(A block of data)
● ● ●

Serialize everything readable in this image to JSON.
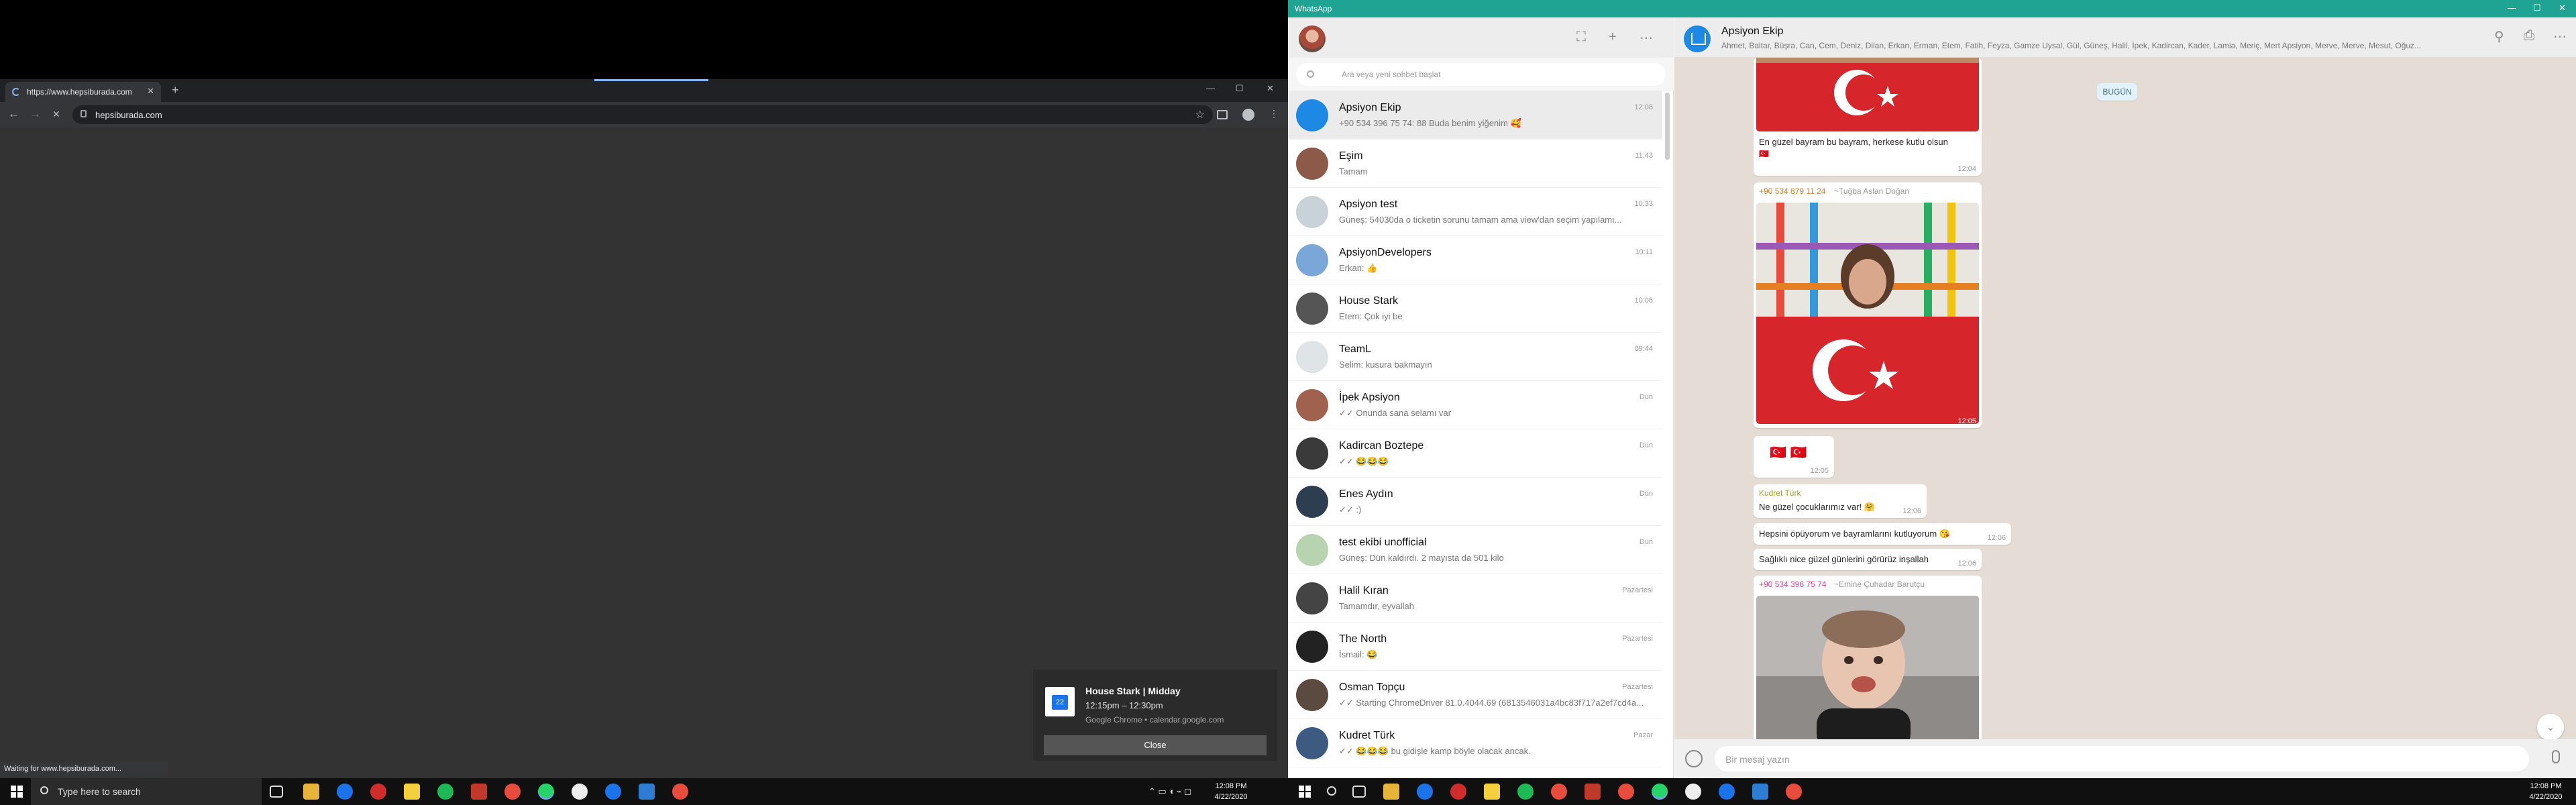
{
  "chrome": {
    "tab_title": "https://www.hepsiburada.com",
    "new_tab": "+",
    "address": "hepsiburada.com",
    "status": "Waiting for www.hepsiburada.com...",
    "tab_close": "✕",
    "back": "←",
    "forward": "→",
    "reload": "✕",
    "star": "☆",
    "menu": "⋮",
    "minimize": "—",
    "maximize": "☐",
    "close": "✕"
  },
  "toast": {
    "title": "House Stark | Midday",
    "time": "12:15pm – 12:30pm",
    "source": "Google Chrome • calendar.google.com",
    "close": "Close",
    "icon_text": "22"
  },
  "taskbar_left": {
    "search_placeholder": "Type here to search",
    "clock_time": "12:08 PM",
    "clock_date": "4/22/2020",
    "tray": "⌃ ▭ ◖ ⌁ ◻"
  },
  "taskbar_right": {
    "clock_time": "12:08 PM",
    "clock_date": "4/22/2020"
  },
  "whatsapp": {
    "window_title": "WhatsApp",
    "search_placeholder": "Ara veya yeni sohbet başlat",
    "header_icons": [
      "⛶",
      "+",
      "⋯"
    ],
    "chats": [
      {
        "name": "Apsiyon Ekip",
        "time": "12:08",
        "preview": "+90 534 396 75 74: 88 Buda benim yiğenim 🥰",
        "color": "#1e88e5"
      },
      {
        "name": "Eşim",
        "time": "11:43",
        "preview": "Tamam",
        "color": "#8d5a4a"
      },
      {
        "name": "Apsiyon test",
        "time": "10:33",
        "preview": "Güneş: 54030da o ticketin sorunu tamam ama view'dan seçim yapılamı...",
        "color": "#c9d1d9"
      },
      {
        "name": "ApsiyonDevelopers",
        "time": "10:11",
        "preview": "Erkan: 👍",
        "color": "#7aa7d8"
      },
      {
        "name": "House Stark",
        "time": "10:06",
        "preview": "Etem: Çok iyi be",
        "color": "#555"
      },
      {
        "name": "TeamL",
        "time": "09:44",
        "preview": "Selim: kusura bakmayın",
        "color": "#dfe5e7"
      },
      {
        "name": "İpek Apsiyon",
        "time": "Dün",
        "preview": "✓✓ Onunda sana selamı var",
        "color": "#a0624e"
      },
      {
        "name": "Kadircan Boztepe",
        "time": "Dün",
        "preview": "✓✓ 😂😂😂",
        "color": "#3a3a3a"
      },
      {
        "name": "Enes Aydın",
        "time": "Dün",
        "preview": "✓✓ :)",
        "color": "#2c3e50"
      },
      {
        "name": "test ekibi unofficial",
        "time": "Dün",
        "preview": "Güneş: Dün kaldırdı. 2 mayısta da 501 kilo",
        "color": "#b7d3b0"
      },
      {
        "name": "Halil Kıran",
        "time": "Pazartesi",
        "preview": "Tamamdır, eyvallah",
        "color": "#444"
      },
      {
        "name": "The North",
        "time": "Pazartesi",
        "preview": "İsmail: 😂",
        "color": "#222"
      },
      {
        "name": "Osman Topçu",
        "time": "Pazartesi",
        "preview": "✓✓ Starting ChromeDriver 81.0.4044.69 (6813546031a4bc83f717a2ef7cd4a...",
        "color": "#5b4a3f"
      },
      {
        "name": "Kudret Türk",
        "time": "Pazar",
        "preview": "✓✓ 😂😂😂 bu gidişle kamp böyle olacak ancak.",
        "color": "#3d5a80"
      }
    ],
    "group": {
      "name": "Apsiyon Ekip",
      "members": "Ahmet, Baltar, Büşra, Can, Cem, Deniz, Dilan, Erkan, Erman, Etem, Fatih, Feyza, Gamze Uysal, Gül, Güneş, Halil, İpek, Kadircan, Kader, Lamia, Meriç, Mert Apsiyon, Merve, Merve, Mesut, Oğuz..."
    },
    "today_label": "BUGÜN",
    "messages": {
      "m1_text": "En güzel bayram bu bayram, herkese kutlu olsun",
      "m1_flag": "🇹🇷",
      "m1_time": "12:04",
      "m2_sender": "+90 534 879 11 24",
      "m2_name": "~Tuğba Aslan Doğan",
      "m2_time": "12:05",
      "m3_text": "🇹🇷 🇹🇷",
      "m3_time": "12:05",
      "m4_sender": "Kudret Türk",
      "m4_text": "Ne güzel çocuklarımız var! 🤗",
      "m4_time": "12:06",
      "m5_text": "Hepsini öpüyorum ve bayramlarını kutluyorum 😘",
      "m5_time": "12:06",
      "m6_text": "Sağlıklı nice güzel günlerini görürüz inşallah",
      "m6_time": "12:06",
      "m7_sender": "+90 534 396 75 74",
      "m7_name": "~Emine Çuhadar Barutçu"
    },
    "composer_placeholder": "Bir mesaj yazın",
    "scroll_down": "⌄",
    "header_right_icons": [
      "⚲",
      "⎙",
      "⋯"
    ],
    "window_controls": [
      "—",
      "☐",
      "✕"
    ]
  },
  "colors": {
    "whatsapp_green": "#1fa393",
    "chat_bg": "#e5ddd5",
    "chrome_dark": "#202124"
  }
}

● ● ●

▶ [What is expected]: Pictures are not part of the copy; output everything else in the records exactly.

▶ [Response to this task]:
Serialize everything readable in this image to JSON.
{
  "chrome": {
    "tab_title": "https://www.hepsiburada.com",
    "new_tab": "+",
    "address": "hepsiburada.com",
    "status": "Waiting for www.hepsiburada.com...",
    "tab_close": "✕",
    "back": "←",
    "forward": "→",
    "reload": "✕",
    "star": "☆",
    "menu": "⋮",
    "minimize": "—",
    "maximize": "☐",
    "close": "✕"
  },
  "toast": {
    "title": "House Stark | Midday",
    "time": "12:15pm – 12:30pm",
    "source": "Google Chrome • calendar.google.com",
    "close": "Close",
    "icon_text": "22"
  },
  "taskbar_left": {
    "search_placeholder": "Type here to search",
    "clock_time": "12:08 PM",
    "clock_date": "4/22/2020",
    "tray": "⌃ ▭ ◖ ⌁ ◻"
  },
  "taskbar_right": {
    "clock_time": "12:08 PM",
    "clock_date": "4/22/2020"
  },
  "whatsapp": {
    "window_title": "WhatsApp",
    "search_placeholder": "Ara veya yeni sohbet başlat",
    "header_icons": [
      "⛶",
      "+",
      "⋯"
    ],
    "chats": [
      {
        "name": "Apsiyon Ekip",
        "time": "12:08",
        "preview": "+90 534 396 75 74: 88 Buda benim yiğenim 🥰",
        "color": "#1e88e5"
      },
      {
        "name": "Eşim",
        "time": "11:43",
        "preview": "Tamam",
        "color": "#8d5a4a"
      },
      {
        "name": "Apsiyon test",
        "time": "10:33",
        "preview": "Güneş: 54030da o ticketin sorunu tamam ama view'dan seçim yapılamı...",
        "color": "#c9d1d9"
      },
      {
        "name": "ApsiyonDevelopers",
        "time": "10:11",
        "preview": "Erkan: 👍",
        "color": "#7aa7d8"
      },
      {
        "name": "House Stark",
        "time": "10:06",
        "preview": "Etem: Çok iyi be",
        "color": "#555"
      },
      {
        "name": "TeamL",
        "time": "09:44",
        "preview": "Selim: kusura bakmayın",
        "color": "#dfe5e7"
      },
      {
        "name": "İpek Apsiyon",
        "time": "Dün",
        "preview": "✓✓ Onunda sana selamı var",
        "color": "#a0624e"
      },
      {
        "name": "Kadircan Boztepe",
        "time": "Dün",
        "preview": "✓✓ 😂😂😂",
        "color": "#3a3a3a"
      },
      {
        "name": "Enes Aydın",
        "time": "Dün",
        "preview": "✓✓ :)",
        "color": "#2c3e50"
      },
      {
        "name": "test ekibi unofficial",
        "time": "Dün",
        "preview": "Güneş: Dün kaldırdı. 2 mayısta da 501 kilo",
        "color": "#b7d3b0"
      },
      {
        "name": "Halil Kıran",
        "time": "Pazartesi",
        "preview": "Tamamdır, eyvallah",
        "color": "#444"
      },
      {
        "name": "The North",
        "time": "Pazartesi",
        "preview": "İsmail: 😂",
        "color": "#222"
      },
      {
        "name": "Osman Topçu",
        "time": "Pazartesi",
        "preview": "✓✓ Starting ChromeDriver 81.0.4044.69 (6813546031a4bc83f717a2ef7cd4a...",
        "color": "#5b4a3f"
      },
      {
        "name": "Kudret Türk",
        "time": "Pazar",
        "preview": "✓✓ 😂😂😂 bu gidişle kamp böyle olacak ancak.",
        "color": "#3d5a80"
      }
    ],
    "group": {
      "name": "Apsiyon Ekip",
      "members": "Ahmet, Baltar, Büşra, Can, Cem, Deniz, Dilan, Erkan, Erman, Etem, Fatih, Feyza, Gamze Uysal, Gül, Güneş, Halil, İpek, Kadircan, Kader, Lamia, Meriç, Mert Apsiyon, Merve, Merve, Mesut, Oğuz..."
    },
    "today_label": "BUGÜN",
    "messages": {
      "m1_text": "En güzel bayram bu bayram, herkese kutlu olsun",
      "m1_flag": "🇹🇷",
      "m1_time": "12:04",
      "m2_sender": "+90 534 879 11 24",
      "m2_name": "~Tuğba Aslan Doğan",
      "m2_time": "12:05",
      "m3_text": "🇹🇷 🇹🇷",
      "m3_time": "12:05",
      "m4_sender": "Kudret Türk",
      "m4_text": "Ne güzel çocuklarımız var! 🤗",
      "m4_time": "12:06",
      "m5_text": "Hepsini öpüyorum ve bayramlarını kutluyorum 😘",
      "m5_time": "12:06",
      "m6_text": "Sağlıklı nice güzel günlerini görürüz inşallah",
      "m6_time": "12:06",
      "m7_sender": "+90 534 396 75 74",
      "m7_name": "~Emine Çuhadar Barutçu"
    },
    "composer_placeholder": "Bir mesaj yazın",
    "scroll_down": "⌄",
    "header_right_icons": [
      "⚲",
      "⎙",
      "⋯"
    ],
    "window_controls": [
      "—",
      "☐",
      "✕"
    ]
  },
  "colors": {
    "whatsapp_green": "#1fa393",
    "chat_bg": "#e5ddd5",
    "chrome_dark": "#202124"
  }
}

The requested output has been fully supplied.